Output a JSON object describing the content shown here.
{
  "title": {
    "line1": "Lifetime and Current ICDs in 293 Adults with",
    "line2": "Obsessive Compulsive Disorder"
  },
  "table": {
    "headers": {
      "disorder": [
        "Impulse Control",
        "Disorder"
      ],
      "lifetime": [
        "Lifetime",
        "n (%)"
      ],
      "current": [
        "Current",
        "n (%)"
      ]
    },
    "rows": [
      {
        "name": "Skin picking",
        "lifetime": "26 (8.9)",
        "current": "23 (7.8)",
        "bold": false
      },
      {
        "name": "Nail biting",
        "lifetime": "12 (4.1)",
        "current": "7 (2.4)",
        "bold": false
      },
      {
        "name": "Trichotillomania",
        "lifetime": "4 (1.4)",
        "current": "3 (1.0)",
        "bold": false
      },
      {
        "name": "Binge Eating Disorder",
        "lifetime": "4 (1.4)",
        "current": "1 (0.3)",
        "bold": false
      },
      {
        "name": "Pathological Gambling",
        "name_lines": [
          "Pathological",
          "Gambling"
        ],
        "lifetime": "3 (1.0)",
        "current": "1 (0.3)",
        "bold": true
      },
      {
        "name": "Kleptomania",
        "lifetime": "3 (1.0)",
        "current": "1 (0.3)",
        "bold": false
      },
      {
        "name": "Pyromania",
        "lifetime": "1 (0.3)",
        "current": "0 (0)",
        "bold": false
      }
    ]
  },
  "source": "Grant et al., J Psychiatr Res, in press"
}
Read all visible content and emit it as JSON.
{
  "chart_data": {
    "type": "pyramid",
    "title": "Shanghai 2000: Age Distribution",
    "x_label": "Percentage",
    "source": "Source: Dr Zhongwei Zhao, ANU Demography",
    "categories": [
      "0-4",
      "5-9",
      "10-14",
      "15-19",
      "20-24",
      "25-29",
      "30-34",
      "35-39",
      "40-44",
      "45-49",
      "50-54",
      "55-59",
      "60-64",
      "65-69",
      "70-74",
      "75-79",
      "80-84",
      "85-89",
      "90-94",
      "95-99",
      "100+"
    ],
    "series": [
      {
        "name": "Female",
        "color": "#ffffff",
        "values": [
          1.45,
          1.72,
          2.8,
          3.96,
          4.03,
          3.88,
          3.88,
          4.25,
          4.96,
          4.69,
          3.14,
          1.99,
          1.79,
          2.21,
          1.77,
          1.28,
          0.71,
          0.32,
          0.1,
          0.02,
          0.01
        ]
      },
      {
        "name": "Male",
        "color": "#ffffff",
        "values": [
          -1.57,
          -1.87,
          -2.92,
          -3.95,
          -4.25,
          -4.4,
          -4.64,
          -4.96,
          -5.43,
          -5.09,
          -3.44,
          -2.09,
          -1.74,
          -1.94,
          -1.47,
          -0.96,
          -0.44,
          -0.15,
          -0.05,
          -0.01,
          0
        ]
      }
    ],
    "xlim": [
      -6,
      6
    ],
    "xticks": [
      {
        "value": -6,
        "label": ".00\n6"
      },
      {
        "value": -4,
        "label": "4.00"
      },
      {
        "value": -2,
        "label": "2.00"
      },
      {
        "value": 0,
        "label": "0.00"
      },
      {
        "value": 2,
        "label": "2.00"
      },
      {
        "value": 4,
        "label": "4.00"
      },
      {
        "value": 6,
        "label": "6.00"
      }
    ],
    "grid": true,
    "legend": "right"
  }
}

_Given request:_
Write the data back out verbatim.

_Result below:_
Output a JSON object describing the content shown here.
{
  "title": {
    "line1": "Lifetime and Current ICDs in 293 Adults with",
    "line2": "Obsessive Compulsive Disorder"
  },
  "table": {
    "headers": {
      "disorder": [
        "Impulse Control",
        "Disorder"
      ],
      "lifetime": [
        "Lifetime",
        "n (%)"
      ],
      "current": [
        "Current",
        "n (%)"
      ]
    },
    "rows": [
      {
        "name": "Skin picking",
        "lifetime": "26 (8.9)",
        "current": "23 (7.8)",
        "bold": false
      },
      {
        "name": "Nail biting",
        "lifetime": "12 (4.1)",
        "current": "7 (2.4)",
        "bold": false
      },
      {
        "name": "Trichotillomania",
        "lifetime": "4 (1.4)",
        "current": "3 (1.0)",
        "bold": false
      },
      {
        "name": "Binge Eating Disorder",
        "lifetime": "4 (1.4)",
        "current": "1 (0.3)",
        "bold": false
      },
      {
        "name": "Pathological Gambling",
        "name_lines": [
          "Pathological",
          "Gambling"
        ],
        "lifetime": "3 (1.0)",
        "current": "1 (0.3)",
        "bold": true
      },
      {
        "name": "Kleptomania",
        "lifetime": "3 (1.0)",
        "current": "1 (0.3)",
        "bold": false
      },
      {
        "name": "Pyromania",
        "lifetime": "1 (0.3)",
        "current": "0 (0)",
        "bold": false
      }
    ]
  },
  "source": "Grant et al., J Psychiatr Res, in press"
}
Read all visible content and emit it as JSON.
{
  "chart_data": {
    "type": "pyramid",
    "title": "Shanghai 2000: Age Distribution",
    "x_label": "Percentage",
    "source": "Source: Dr Zhongwei Zhao, ANU Demography",
    "categories": [
      "0-4",
      "5-9",
      "10-14",
      "15-19",
      "20-24",
      "25-29",
      "30-34",
      "35-39",
      "40-44",
      "45-49",
      "50-54",
      "55-59",
      "60-64",
      "65-69",
      "70-74",
      "75-79",
      "80-84",
      "85-89",
      "90-94",
      "95-99",
      "100+"
    ],
    "series": [
      {
        "name": "Female",
        "color": "#ffffff",
        "values": [
          1.45,
          1.72,
          2.8,
          3.96,
          4.03,
          3.88,
          3.88,
          4.25,
          4.96,
          4.69,
          3.14,
          1.99,
          1.79,
          2.21,
          1.77,
          1.28,
          0.71,
          0.32,
          0.1,
          0.02,
          0.01
        ]
      },
      {
        "name": "Male",
        "color": "#ffffff",
        "values": [
          -1.57,
          -1.87,
          -2.92,
          -3.95,
          -4.25,
          -4.4,
          -4.64,
          -4.96,
          -5.43,
          -5.09,
          -3.44,
          -2.09,
          -1.74,
          -1.94,
          -1.47,
          -0.96,
          -0.44,
          -0.15,
          -0.05,
          -0.01,
          0
        ]
      }
    ],
    "xlim": [
      -6,
      6
    ],
    "xticks": [
      {
        "value": -6,
        "label": ".00\n6"
      },
      {
        "value": -4,
        "label": "4.00"
      },
      {
        "value": -2,
        "label": "2.00"
      },
      {
        "value": 0,
        "label": "0.00"
      },
      {
        "value": 2,
        "label": "2.00"
      },
      {
        "value": 4,
        "label": "4.00"
      },
      {
        "value": 6,
        "label": "6.00"
      }
    ],
    "grid": true,
    "legend": "right"
  }
}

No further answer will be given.